__Exercise tasks__:
(a) According to the closing conclusion of the text on oncologists and DRGs, why are knowledge training and effective incentives needed? Answer in one to three sentences.
(b) Extend the text on oncologists, DRGs and KAP surveys from its last sentence.

__Text block__:
Result: A total of 210 questionnaires were included. The majority of respondents aware that their healthcare organizations had already begun to implement the policy. With a mean score of 7.67 for knowledge, respondents basically had a good level of knowledge of DRGs. The mean attitude score of the respondents was 30.20, which was lower than the “positive attitude” criterion, and their main concerns were about matters other than treatment. Knowledge scores were significantly correlated with attitude scores (P < 0.001), whereas attitude scores were not associated with practice scores. Path analysis and generalized linear modeling indicate that knowledge effectively influences attitudes, whereas attitudes do not have an apparent impact on practice.
Conclusion: Oncologists' understanding of DRGs needs to be improved, and their knowledge and attitudes have not yet translated into demonstrable positive practice behaviors. This gap underscores the need for knowledge training and effective incentives.
Knowledge, attitude, and practice (KAP) surveys were initially started in the 1950s in the fields of family planning and population research (1). Also known as knowledge, attitude, behavior, and practice surveys, these are now widely accepted for the investigation of health-related behaviors and health-seeking practices (2). The aim of the KAP survey is to elicit what is known (knowledge), believed (attitude), and done (practiced) in the context of the topic of interest. Information is collected using semistructured or (more usually) structured questionnaires that are self-administered or administered by interviewers; both qualitative and quantitative data are collected (3). KAP survey can be useful to measure the extent of a known situation/condition, confirm or disprove a hypothesis, and provide new horizons. It may be useful to enhance the knowledge, attitude, and practices of specific themes to identify what is known and done about various health-related subjects. KAP survey can be useful to establish the baseline reference value for use in future assessments/research and help measure the effectiveness of health education activities' ability to change health-related behaviors. The literature on the application of KAP method in public health, disease awareness, and behavioral intervention is relatively common (4–6), and the application of KAP method in medical decision-making behavior change is less (7, 8).

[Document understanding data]
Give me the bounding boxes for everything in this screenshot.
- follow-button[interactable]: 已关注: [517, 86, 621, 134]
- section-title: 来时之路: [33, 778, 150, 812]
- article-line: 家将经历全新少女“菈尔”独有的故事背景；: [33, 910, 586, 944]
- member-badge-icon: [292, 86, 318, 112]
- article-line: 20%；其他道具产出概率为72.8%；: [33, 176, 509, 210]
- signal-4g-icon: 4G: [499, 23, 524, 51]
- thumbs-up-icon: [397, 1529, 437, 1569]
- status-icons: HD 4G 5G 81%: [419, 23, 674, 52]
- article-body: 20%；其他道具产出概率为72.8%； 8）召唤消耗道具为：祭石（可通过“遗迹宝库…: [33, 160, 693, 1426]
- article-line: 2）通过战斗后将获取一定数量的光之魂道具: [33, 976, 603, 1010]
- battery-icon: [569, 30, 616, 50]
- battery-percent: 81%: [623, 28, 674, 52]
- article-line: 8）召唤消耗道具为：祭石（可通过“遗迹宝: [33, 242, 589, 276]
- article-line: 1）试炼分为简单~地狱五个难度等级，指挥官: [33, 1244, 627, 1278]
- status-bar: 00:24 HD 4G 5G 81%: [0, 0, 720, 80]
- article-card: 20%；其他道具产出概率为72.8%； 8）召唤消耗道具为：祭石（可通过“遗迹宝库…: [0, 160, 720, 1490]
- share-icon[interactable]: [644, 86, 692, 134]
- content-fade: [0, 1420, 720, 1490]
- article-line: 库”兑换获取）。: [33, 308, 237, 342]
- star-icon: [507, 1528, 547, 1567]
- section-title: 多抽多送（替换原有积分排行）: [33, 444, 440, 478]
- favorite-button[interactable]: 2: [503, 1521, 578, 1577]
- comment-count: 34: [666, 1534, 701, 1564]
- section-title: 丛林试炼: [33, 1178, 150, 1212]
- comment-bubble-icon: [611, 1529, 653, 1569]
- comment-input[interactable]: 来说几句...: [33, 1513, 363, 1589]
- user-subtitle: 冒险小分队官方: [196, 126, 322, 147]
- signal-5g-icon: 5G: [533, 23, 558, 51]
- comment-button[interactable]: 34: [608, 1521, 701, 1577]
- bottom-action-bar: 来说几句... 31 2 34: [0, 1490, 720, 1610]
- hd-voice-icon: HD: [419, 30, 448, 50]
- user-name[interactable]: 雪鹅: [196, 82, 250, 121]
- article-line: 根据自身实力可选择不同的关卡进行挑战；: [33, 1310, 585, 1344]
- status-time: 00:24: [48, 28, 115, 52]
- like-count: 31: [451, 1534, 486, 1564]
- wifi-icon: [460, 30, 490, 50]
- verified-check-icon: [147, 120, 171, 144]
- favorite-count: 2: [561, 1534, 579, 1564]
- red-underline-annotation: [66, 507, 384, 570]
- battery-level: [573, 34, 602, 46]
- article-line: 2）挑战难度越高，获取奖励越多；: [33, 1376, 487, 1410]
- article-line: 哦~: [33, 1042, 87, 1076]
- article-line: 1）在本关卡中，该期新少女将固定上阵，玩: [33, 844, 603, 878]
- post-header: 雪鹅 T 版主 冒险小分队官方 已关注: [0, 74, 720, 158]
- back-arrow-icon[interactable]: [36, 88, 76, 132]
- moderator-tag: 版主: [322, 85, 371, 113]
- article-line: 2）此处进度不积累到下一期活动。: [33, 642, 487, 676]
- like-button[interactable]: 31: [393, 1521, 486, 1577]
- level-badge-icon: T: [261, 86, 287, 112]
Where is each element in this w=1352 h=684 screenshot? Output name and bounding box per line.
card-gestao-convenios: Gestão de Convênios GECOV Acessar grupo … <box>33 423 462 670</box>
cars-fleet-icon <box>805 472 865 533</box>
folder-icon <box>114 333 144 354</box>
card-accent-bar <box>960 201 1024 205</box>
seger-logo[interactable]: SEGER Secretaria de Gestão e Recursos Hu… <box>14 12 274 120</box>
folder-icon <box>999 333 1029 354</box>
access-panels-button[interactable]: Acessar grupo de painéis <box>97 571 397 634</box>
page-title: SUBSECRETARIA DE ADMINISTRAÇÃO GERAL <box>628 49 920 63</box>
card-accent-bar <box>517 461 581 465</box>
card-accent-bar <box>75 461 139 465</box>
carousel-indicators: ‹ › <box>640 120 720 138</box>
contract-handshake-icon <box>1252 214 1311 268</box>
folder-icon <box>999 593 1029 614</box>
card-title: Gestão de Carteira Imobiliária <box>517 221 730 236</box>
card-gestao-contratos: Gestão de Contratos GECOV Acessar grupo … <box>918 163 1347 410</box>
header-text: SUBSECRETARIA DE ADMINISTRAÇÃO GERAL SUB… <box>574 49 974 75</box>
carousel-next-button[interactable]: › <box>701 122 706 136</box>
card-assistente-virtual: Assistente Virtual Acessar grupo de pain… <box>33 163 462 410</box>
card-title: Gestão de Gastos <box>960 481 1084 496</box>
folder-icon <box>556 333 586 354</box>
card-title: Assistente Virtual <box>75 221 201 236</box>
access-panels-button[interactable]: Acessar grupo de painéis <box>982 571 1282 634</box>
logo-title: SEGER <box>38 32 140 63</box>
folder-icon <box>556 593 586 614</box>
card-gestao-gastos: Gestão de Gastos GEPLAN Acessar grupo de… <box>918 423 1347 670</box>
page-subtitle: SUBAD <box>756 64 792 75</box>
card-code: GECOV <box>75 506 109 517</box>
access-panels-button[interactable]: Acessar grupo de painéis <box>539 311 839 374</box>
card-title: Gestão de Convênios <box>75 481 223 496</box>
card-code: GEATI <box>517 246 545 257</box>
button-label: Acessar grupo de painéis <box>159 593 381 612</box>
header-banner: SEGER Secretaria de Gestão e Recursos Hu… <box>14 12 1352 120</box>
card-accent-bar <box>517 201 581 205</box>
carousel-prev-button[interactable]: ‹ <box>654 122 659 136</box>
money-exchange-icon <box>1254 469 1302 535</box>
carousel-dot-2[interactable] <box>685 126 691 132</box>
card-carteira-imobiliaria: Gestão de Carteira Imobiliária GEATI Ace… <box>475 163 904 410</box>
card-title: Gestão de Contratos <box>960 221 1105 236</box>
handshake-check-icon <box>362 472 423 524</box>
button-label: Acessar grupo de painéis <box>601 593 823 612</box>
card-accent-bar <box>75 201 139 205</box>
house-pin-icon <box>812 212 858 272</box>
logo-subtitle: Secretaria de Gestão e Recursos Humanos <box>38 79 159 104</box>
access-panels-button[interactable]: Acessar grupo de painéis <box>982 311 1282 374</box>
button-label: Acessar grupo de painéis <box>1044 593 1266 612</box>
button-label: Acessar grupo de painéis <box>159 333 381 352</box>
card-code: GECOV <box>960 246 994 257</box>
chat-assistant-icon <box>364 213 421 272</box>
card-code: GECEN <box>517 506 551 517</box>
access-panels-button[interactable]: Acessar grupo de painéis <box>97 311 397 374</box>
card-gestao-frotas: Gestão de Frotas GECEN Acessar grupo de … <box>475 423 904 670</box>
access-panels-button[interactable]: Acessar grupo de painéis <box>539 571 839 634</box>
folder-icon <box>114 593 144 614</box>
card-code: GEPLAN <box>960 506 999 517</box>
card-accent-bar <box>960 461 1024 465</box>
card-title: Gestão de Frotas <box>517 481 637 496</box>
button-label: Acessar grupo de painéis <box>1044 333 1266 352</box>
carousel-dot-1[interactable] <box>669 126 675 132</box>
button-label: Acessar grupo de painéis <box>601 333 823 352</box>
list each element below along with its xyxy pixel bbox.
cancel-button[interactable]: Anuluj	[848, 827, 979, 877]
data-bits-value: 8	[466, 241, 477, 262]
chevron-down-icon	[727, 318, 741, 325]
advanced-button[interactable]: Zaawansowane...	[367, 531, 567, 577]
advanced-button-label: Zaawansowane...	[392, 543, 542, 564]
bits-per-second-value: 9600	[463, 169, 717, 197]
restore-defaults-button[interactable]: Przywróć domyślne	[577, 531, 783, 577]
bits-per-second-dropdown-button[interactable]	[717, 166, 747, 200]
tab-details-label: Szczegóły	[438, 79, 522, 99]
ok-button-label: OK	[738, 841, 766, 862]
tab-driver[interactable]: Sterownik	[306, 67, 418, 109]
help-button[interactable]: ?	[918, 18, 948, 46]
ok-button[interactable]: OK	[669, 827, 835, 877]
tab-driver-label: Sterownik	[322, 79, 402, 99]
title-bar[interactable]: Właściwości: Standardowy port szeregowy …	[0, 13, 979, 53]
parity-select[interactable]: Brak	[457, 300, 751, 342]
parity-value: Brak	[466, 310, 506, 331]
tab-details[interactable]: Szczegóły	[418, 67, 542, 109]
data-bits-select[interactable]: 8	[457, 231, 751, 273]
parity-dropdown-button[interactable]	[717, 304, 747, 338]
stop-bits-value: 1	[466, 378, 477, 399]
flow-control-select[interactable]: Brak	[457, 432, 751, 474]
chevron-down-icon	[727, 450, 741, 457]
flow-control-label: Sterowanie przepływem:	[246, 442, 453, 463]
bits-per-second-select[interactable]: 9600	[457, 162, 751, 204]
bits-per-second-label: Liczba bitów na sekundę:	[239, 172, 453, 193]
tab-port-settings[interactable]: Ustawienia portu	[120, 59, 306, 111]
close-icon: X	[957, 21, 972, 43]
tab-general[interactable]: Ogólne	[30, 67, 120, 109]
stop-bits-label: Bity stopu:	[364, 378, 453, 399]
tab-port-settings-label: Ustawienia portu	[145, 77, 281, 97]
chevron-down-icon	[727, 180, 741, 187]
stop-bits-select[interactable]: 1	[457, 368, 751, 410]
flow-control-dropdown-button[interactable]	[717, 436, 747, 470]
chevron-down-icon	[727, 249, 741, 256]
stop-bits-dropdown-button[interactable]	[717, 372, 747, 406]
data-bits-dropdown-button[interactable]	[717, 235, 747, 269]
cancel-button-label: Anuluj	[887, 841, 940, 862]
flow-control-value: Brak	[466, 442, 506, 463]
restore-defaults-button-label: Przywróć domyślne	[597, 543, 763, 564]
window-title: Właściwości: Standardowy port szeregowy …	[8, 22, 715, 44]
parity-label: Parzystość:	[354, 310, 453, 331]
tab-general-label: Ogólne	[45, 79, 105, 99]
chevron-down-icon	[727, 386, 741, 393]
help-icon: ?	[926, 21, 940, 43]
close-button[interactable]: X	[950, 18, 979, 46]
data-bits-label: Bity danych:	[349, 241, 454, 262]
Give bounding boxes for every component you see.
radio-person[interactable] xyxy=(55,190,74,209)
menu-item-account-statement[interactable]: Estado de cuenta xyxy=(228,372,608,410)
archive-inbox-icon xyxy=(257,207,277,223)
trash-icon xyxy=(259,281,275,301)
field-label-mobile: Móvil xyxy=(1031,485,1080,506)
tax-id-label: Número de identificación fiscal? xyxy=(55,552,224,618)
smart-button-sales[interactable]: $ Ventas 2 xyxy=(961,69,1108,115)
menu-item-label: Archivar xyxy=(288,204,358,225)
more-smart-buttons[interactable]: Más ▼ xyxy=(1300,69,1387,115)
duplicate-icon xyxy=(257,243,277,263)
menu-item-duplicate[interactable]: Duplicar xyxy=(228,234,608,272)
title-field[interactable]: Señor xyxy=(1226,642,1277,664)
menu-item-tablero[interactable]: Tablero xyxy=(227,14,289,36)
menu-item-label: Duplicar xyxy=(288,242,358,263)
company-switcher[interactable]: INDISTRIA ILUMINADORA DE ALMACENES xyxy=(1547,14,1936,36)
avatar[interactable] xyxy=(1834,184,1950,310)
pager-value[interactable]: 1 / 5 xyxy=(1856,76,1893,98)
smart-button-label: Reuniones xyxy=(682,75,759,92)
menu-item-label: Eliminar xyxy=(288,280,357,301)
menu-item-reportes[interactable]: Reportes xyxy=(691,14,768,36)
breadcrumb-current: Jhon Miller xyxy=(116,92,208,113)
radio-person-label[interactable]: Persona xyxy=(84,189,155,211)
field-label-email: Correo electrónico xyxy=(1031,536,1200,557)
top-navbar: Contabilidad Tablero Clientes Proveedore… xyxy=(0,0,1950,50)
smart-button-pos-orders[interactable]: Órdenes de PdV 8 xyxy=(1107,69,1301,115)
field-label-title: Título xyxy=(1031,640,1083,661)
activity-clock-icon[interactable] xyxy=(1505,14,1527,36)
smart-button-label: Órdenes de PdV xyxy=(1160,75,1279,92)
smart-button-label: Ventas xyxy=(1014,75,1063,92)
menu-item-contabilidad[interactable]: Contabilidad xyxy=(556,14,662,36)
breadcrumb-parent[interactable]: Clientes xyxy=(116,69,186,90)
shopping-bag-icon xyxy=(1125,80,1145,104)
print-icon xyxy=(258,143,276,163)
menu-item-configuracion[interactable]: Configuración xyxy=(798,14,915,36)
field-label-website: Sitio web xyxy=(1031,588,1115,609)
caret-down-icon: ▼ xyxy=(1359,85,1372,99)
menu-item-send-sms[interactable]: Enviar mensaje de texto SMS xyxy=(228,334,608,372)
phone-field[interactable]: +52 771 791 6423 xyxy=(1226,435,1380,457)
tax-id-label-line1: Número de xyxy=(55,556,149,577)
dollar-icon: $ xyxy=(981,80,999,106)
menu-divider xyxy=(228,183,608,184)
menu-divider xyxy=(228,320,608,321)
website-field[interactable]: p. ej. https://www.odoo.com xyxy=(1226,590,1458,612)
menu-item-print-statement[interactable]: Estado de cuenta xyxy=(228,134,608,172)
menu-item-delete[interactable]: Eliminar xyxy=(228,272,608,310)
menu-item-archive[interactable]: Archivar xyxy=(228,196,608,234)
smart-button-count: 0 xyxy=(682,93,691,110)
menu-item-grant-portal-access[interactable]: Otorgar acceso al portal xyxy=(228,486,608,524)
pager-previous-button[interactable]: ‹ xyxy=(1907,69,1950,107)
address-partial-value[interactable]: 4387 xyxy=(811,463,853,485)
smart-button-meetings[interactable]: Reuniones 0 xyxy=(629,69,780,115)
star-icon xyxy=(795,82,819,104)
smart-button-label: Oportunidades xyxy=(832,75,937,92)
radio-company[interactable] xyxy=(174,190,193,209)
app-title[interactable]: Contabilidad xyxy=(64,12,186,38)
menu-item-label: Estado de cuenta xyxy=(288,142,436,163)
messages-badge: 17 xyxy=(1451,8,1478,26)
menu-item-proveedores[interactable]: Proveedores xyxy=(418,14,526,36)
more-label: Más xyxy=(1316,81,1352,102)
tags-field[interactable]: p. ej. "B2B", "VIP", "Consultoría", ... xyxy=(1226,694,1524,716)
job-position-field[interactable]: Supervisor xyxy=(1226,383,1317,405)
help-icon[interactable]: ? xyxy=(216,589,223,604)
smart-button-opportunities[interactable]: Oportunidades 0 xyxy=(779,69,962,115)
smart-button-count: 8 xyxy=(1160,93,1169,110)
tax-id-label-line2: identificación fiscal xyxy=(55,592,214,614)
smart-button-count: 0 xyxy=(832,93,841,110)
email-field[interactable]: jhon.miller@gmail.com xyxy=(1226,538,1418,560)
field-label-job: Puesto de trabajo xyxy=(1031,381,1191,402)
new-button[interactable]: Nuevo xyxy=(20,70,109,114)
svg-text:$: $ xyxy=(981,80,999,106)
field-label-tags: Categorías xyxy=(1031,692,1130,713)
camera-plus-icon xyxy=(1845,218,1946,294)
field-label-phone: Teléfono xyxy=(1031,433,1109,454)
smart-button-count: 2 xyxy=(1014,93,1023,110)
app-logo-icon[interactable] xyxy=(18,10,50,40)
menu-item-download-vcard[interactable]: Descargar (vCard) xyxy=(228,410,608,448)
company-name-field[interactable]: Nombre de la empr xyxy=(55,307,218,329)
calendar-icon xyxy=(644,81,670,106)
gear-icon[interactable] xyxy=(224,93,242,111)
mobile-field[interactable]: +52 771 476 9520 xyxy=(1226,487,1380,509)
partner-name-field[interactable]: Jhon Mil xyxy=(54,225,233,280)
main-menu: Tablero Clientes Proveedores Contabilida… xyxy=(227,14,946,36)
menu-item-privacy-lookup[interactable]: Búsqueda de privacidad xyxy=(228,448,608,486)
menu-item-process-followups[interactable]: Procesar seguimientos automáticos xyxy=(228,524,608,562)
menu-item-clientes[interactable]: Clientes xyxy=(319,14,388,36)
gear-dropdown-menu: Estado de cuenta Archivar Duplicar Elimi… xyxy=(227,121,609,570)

__Exercise responses__:
(a) Oncologists' understanding of DRGs still needs to improve, and their knowledge and attitudes have not yet turned into demonstrable positive practice behaviors. The conclusion says this gap underscores the need for knowledge training and effective incentives.

(b)
China has successfully attained the goal of providing health insurance coverage to almost the entire population by developing a mixed health insurance system, which consists of Urban Employees Basic Medical Insurance (UEBMI), Urban Resident Basic Medical Insurance (URBMI), New Rural Cooperative Medical Scheme (NCMS), and supplementary Catastrophic Health Insurance (9).
In 2018, the Chinese government established the National Healthcare Security Administration (NHSA) to manage Basic Medical Insurance. In 2019, the National Healthcare Security Administration launched the DRG payment reform in 30 piloting cities across the country, using the CHS-DRG which comprises a total of 376 adjacent-DRG groups and 618 DRG subgroups (10).
In 2021, NHSA issued the “Three-year Action Plan for DRG/DIP Payment method reform,” requiring fully complete the task of DRG/DIP payment mode reform and promote the high-quality development of medical insurance. By the end of 2024, all coordinating regions in the country will carry out the reform of DRG/DIP payment methods, and pilot regions will start to consolidate the reform results. By the end of 2025, the DRG/DIP payment method will cover all eligible medical institutions carrying out inpatient services. In 2021, the National Medical Insurance Administration published a list of 39 DRG/DIP payment Demonstration sites, including provincial cities such as Beijing, Shanghai and Tianjin. Beijing is the city where the sample hospitals of this study are located.
Our research interest focuses on DRG payments system. Understanding physicians' knowledge, attitudes, and practices (KAP) and their perceptions of challenges, barriers, and facilitators toward Diagnosis Related Groups (DRG) payment system are vital in informing the improvement and implementation of successful policy delivery.
This research was formulated by reviewing relevant policy documents and literature, and referring to similar studies (7, 11, 12). A cross-sectional survey design was employed, with the respondents being physicians in the clinical departments of the sampled hospitals. A simple random sampling method was used, the sample size was calculated to include over 40% of the total staff. The overall standard deviation (σ) was estimated to be 0.95, with a permissible error (δ) of 0.15. The questionnaires were distributed using Questionnaire Star online platform. In this research, it is hypothesized that the level of doctors' DRG knowledge will affect their attitudes toward DRG payment, and the attitudes will in turn affect medical behaviors. Based on the above hypothesis, the questionnaire was divided into 4 parts, including basic personal information, knowledge about DRGs, attitude toward DRGs, and practical implementation.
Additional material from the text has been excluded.